Information supplied>
•••
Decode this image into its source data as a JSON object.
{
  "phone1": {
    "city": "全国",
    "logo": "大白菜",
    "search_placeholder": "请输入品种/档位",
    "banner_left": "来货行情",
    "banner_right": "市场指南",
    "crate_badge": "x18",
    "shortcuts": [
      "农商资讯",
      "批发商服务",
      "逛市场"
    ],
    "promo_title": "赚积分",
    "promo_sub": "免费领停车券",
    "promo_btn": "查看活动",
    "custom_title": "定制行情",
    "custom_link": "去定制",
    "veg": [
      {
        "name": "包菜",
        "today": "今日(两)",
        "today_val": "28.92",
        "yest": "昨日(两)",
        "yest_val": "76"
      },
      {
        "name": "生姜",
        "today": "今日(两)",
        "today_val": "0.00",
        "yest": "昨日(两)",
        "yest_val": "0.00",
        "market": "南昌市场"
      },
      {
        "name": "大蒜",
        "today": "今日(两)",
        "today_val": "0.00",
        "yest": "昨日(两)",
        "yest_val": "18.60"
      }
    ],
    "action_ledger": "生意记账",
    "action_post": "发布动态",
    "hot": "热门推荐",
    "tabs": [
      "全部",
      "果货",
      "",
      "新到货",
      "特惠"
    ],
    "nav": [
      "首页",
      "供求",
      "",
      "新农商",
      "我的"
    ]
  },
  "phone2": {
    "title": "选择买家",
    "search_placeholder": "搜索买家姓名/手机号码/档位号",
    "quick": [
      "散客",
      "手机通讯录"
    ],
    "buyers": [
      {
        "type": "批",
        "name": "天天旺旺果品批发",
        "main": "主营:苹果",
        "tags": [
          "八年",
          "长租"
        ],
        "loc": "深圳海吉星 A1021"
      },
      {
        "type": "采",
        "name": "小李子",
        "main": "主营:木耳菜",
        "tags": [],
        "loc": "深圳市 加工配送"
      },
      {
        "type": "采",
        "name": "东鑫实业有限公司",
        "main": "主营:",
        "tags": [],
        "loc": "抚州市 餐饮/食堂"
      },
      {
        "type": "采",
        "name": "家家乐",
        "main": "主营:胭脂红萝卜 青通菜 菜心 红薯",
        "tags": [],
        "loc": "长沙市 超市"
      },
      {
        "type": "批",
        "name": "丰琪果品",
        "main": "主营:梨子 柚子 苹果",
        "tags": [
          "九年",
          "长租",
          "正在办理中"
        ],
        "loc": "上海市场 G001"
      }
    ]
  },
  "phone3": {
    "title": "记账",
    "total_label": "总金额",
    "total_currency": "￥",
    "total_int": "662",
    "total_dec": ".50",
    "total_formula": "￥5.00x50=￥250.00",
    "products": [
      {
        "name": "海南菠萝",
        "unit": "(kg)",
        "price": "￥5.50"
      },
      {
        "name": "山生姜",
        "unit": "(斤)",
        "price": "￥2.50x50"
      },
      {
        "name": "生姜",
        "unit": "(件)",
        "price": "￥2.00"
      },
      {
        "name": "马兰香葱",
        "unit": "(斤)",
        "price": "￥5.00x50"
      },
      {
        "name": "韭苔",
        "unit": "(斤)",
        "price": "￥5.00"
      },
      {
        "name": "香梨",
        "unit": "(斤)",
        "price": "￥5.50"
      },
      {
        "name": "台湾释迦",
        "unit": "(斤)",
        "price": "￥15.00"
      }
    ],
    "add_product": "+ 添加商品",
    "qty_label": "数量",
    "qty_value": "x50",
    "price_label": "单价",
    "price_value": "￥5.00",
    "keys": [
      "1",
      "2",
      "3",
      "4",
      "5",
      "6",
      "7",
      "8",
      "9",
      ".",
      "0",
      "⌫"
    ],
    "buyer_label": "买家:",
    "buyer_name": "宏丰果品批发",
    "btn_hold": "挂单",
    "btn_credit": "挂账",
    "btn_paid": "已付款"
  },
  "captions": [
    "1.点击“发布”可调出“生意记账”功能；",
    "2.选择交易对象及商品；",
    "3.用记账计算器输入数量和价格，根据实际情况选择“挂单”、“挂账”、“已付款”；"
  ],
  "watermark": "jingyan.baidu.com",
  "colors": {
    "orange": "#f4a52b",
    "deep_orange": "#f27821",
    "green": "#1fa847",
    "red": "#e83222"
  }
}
•••
Written exercise>
Write out every line of the entries that holds the word "main".

Reply>
        "main": "主营:苹果",
        "main": "主营:木耳菜",
        "main": "主营:",
        "main": "主营:胭脂红萝卜 青通菜 菜心 红薯",
        "main": "主营:梨子 柚子 苹果",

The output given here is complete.